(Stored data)
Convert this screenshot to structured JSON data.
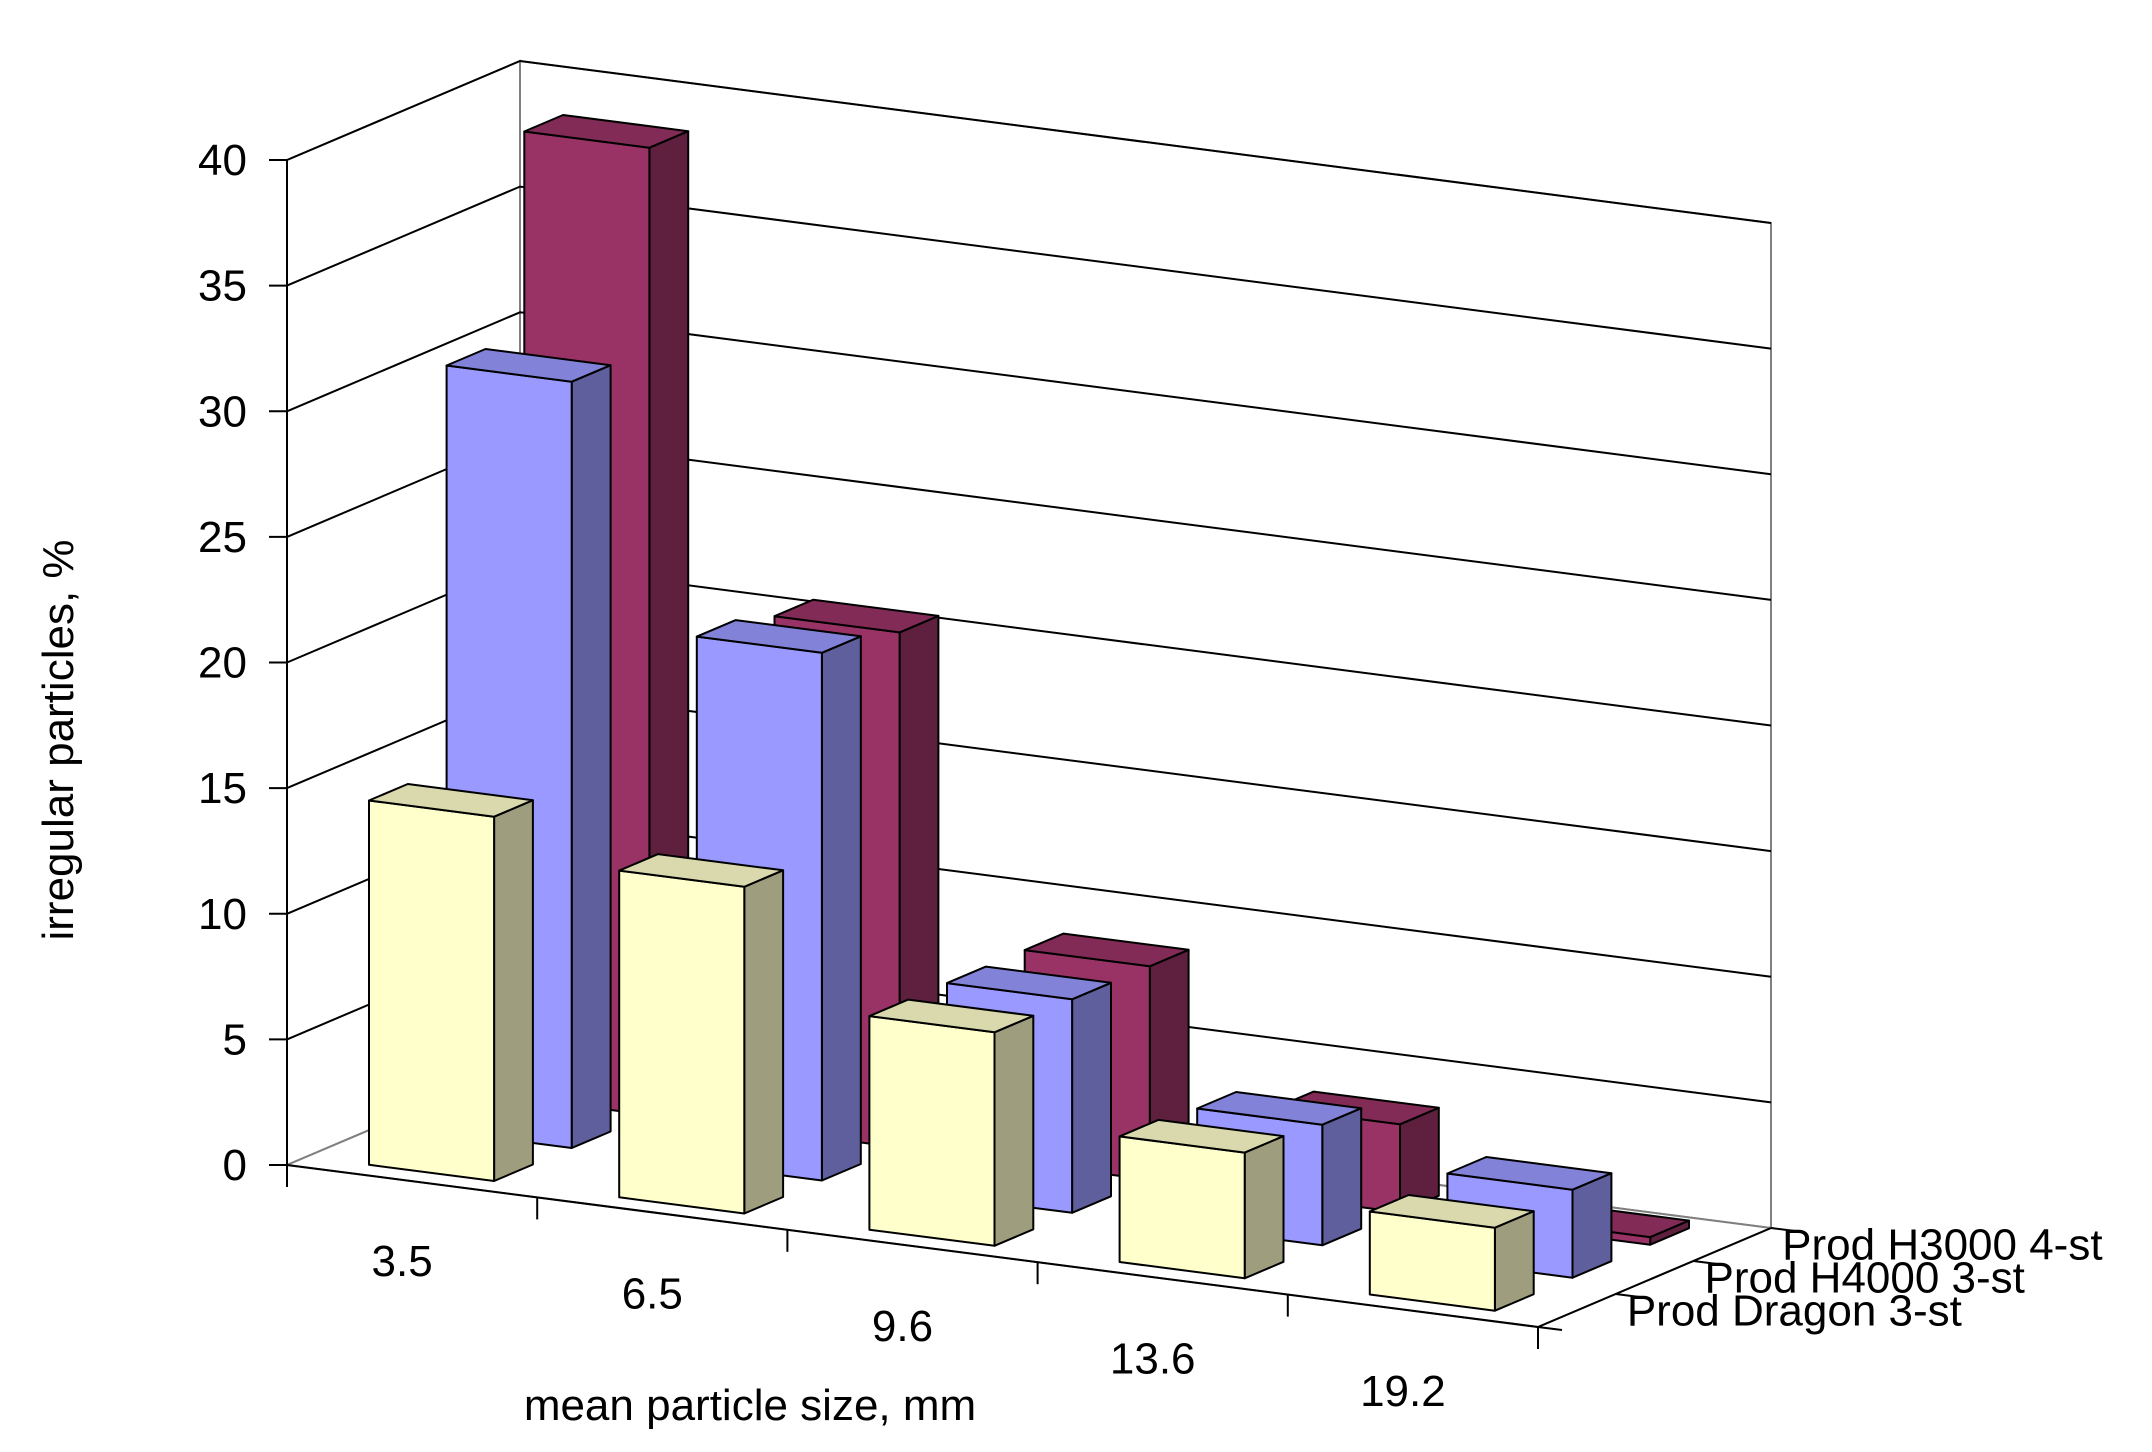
{
  "chart_data": {
    "type": "bar",
    "style": "3d-clustered-depth",
    "title": "",
    "xlabel": "mean particle size, mm",
    "ylabel": "irregular particles, %",
    "ylim": [
      0,
      40
    ],
    "yticks": [
      0,
      5,
      10,
      15,
      20,
      25,
      30,
      35,
      40
    ],
    "categories": [
      "3.5",
      "6.5",
      "9.6",
      "13.6",
      "19.2"
    ],
    "series": [
      {
        "name": "Prod Dragon 3-st",
        "values": [
          14.5,
          13.0,
          8.5,
          5.0,
          3.3
        ],
        "color": "#ffffcc"
      },
      {
        "name": "Prod H4000 3-st",
        "values": [
          30.5,
          21.0,
          8.5,
          4.8,
          3.5
        ],
        "color": "#9999ff"
      },
      {
        "name": "Prod H3000 4-st",
        "values": [
          38.5,
          20.5,
          8.5,
          3.5,
          0.3
        ],
        "color": "#993366"
      }
    ],
    "legend_position": "right"
  }
}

* _Job_
Reproduce the full material exactly, excluding the pictures.

* _Complete response_
Convert this screenshot to structured JSON data.
{
  "chart_data": {
    "type": "bar",
    "style": "3d-clustered-depth",
    "title": "",
    "xlabel": "mean particle size, mm",
    "ylabel": "irregular particles, %",
    "ylim": [
      0,
      40
    ],
    "yticks": [
      0,
      5,
      10,
      15,
      20,
      25,
      30,
      35,
      40
    ],
    "categories": [
      "3.5",
      "6.5",
      "9.6",
      "13.6",
      "19.2"
    ],
    "series": [
      {
        "name": "Prod Dragon 3-st",
        "values": [
          14.5,
          13.0,
          8.5,
          5.0,
          3.3
        ],
        "color": "#ffffcc"
      },
      {
        "name": "Prod H4000 3-st",
        "values": [
          30.5,
          21.0,
          8.5,
          4.8,
          3.5
        ],
        "color": "#9999ff"
      },
      {
        "name": "Prod H3000 4-st",
        "values": [
          38.5,
          20.5,
          8.5,
          3.5,
          0.3
        ],
        "color": "#993366"
      }
    ],
    "legend_position": "right"
  }
}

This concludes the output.